**Extracted material**
— START —
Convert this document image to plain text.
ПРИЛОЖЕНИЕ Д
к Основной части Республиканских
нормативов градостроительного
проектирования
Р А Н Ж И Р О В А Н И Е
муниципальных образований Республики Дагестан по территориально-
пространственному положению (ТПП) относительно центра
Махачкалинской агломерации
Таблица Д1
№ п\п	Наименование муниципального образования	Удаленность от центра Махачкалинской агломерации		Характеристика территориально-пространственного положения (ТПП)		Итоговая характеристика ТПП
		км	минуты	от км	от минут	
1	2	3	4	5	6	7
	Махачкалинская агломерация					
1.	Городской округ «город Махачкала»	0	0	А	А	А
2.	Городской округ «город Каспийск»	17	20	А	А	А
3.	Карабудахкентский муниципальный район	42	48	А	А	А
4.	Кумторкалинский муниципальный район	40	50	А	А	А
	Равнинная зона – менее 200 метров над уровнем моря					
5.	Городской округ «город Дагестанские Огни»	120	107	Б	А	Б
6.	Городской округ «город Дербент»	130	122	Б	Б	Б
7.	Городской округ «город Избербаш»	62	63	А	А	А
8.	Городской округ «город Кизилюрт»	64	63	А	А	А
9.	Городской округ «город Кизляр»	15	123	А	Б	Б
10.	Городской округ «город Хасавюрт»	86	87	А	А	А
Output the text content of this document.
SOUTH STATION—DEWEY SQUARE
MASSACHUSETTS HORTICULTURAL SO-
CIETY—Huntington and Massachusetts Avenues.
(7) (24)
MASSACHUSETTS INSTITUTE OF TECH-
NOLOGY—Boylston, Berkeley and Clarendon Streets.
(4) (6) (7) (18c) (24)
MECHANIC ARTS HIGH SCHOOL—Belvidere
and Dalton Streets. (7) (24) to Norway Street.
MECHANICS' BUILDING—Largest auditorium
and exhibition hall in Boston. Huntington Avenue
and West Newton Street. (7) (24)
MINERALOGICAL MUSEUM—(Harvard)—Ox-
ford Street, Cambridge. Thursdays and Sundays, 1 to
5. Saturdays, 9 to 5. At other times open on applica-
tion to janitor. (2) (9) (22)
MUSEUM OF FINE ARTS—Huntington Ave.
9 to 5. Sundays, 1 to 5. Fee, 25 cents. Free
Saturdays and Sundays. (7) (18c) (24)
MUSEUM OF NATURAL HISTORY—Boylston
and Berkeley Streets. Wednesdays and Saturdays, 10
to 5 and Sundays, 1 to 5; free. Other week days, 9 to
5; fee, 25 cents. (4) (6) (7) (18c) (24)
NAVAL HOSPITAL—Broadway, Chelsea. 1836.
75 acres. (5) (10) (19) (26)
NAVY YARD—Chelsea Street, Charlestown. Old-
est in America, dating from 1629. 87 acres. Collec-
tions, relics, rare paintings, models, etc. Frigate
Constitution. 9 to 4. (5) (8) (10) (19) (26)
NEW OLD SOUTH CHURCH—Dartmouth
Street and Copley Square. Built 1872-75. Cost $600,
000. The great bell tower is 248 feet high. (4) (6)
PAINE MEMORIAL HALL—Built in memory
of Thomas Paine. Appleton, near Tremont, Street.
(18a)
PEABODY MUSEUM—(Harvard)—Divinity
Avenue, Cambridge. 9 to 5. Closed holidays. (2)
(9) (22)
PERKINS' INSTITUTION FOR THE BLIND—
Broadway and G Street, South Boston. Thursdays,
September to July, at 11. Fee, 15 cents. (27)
— END —
**Work instructions**
Take the material above and return all of it exactly.

**Response**
Convert this document image to plain text.
ПРИЛОЖЕНИЕ Д
к Основной части Республиканских
нормативов градостроительного
проектирования
Р А Н Ж И Р О В А Н И Е
муниципальных образований Республики Дагестан по территориально-
пространственному положению (ТПП) относительно центра
Махачкалинской агломерации
Таблица Д1
№ п\п	Наименование муниципального образования	Удаленность от центра Махачкалинской агломерации		Характеристика территориально-пространственного положения (ТПП)		Итоговая характеристика ТПП
		км	минуты	от км	от минут	
1	2	3	4	5	6	7
	Махачкалинская агломерация					
1.	Городской округ «город Махачкала»	0	0	А	А	А
2.	Городской округ «город Каспийск»	17	20	А	А	А
3.	Карабудахкентский муниципальный район	42	48	А	А	А
4.	Кумторкалинский муниципальный район	40	50	А	А	А
	Равнинная зона – менее 200 метров над уровнем моря					
5.	Городской округ «город Дагестанские Огни»	120	107	Б	А	Б
6.	Городской округ «город Дербент»	130	122	Б	Б	Б
7.	Городской округ «город Избербаш»	62	63	А	А	А
8.	Городской округ «город Кизилюрт»	64	63	А	А	А
9.	Городской округ «город Кизляр»	15	123	А	Б	Б
10.	Городской округ «город Хасавюрт»	86	87	А	А	А
Output the text content of this document.
SOUTH STATION—DEWEY SQUARE
MASSACHUSETTS HORTICULTURAL SO-
CIETY—Huntington and Massachusetts Avenues.
(7) (24)
MASSACHUSETTS INSTITUTE OF TECH-
NOLOGY—Boylston, Berkeley and Clarendon Streets.
(4) (6) (7) (18c) (24)
MECHANIC ARTS HIGH SCHOOL—Belvidere
and Dalton Streets. (7) (24) to Norway Street.
MECHANICS' BUILDING—Largest auditorium
and exhibition hall in Boston. Huntington Avenue
and West Newton Street. (7) (24)
MINERALOGICAL MUSEUM—(Harvard)—Ox-
ford Street, Cambridge. Thursdays and Sundays, 1 to
5. Saturdays, 9 to 5. At other times open on applica-
tion to janitor. (2) (9) (22)
MUSEUM OF FINE ARTS—Huntington Ave.
9 to 5. Sundays, 1 to 5. Fee, 25 cents. Free
Saturdays and Sundays. (7) (18c) (24)
MUSEUM OF NATURAL HISTORY—Boylston
and Berkeley Streets. Wednesdays and Saturdays, 10
to 5 and Sundays, 1 to 5; free. Other week days, 9 to
5; fee, 25 cents. (4) (6) (7) (18c) (24)
NAVAL HOSPITAL—Broadway, Chelsea. 1836.
75 acres. (5) (10) (19) (26)
NAVY YARD—Chelsea Street, Charlestown. Old-
est in America, dating from 1629. 87 acres. Collec-
tions, relics, rare paintings, models, etc. Frigate
Constitution. 9 to 4. (5) (8) (10) (19) (26)
NEW OLD SOUTH CHURCH—Dartmouth
Street and Copley Square. Built 1872-75. Cost $600,
000. The great bell tower is 248 feet high. (4) (6)
PAINE MEMORIAL HALL—Built in memory
of Thomas Paine. Appleton, near Tremont, Street.
(18a)
PEABODY MUSEUM—(Harvard)—Divinity
Avenue, Cambridge. 9 to 5. Closed holidays. (2)
(9) (22)
PERKINS' INSTITUTION FOR THE BLIND—
Broadway and G Street, South Boston. Thursdays,
September to July, at 11. Fee, 15 cents. (27)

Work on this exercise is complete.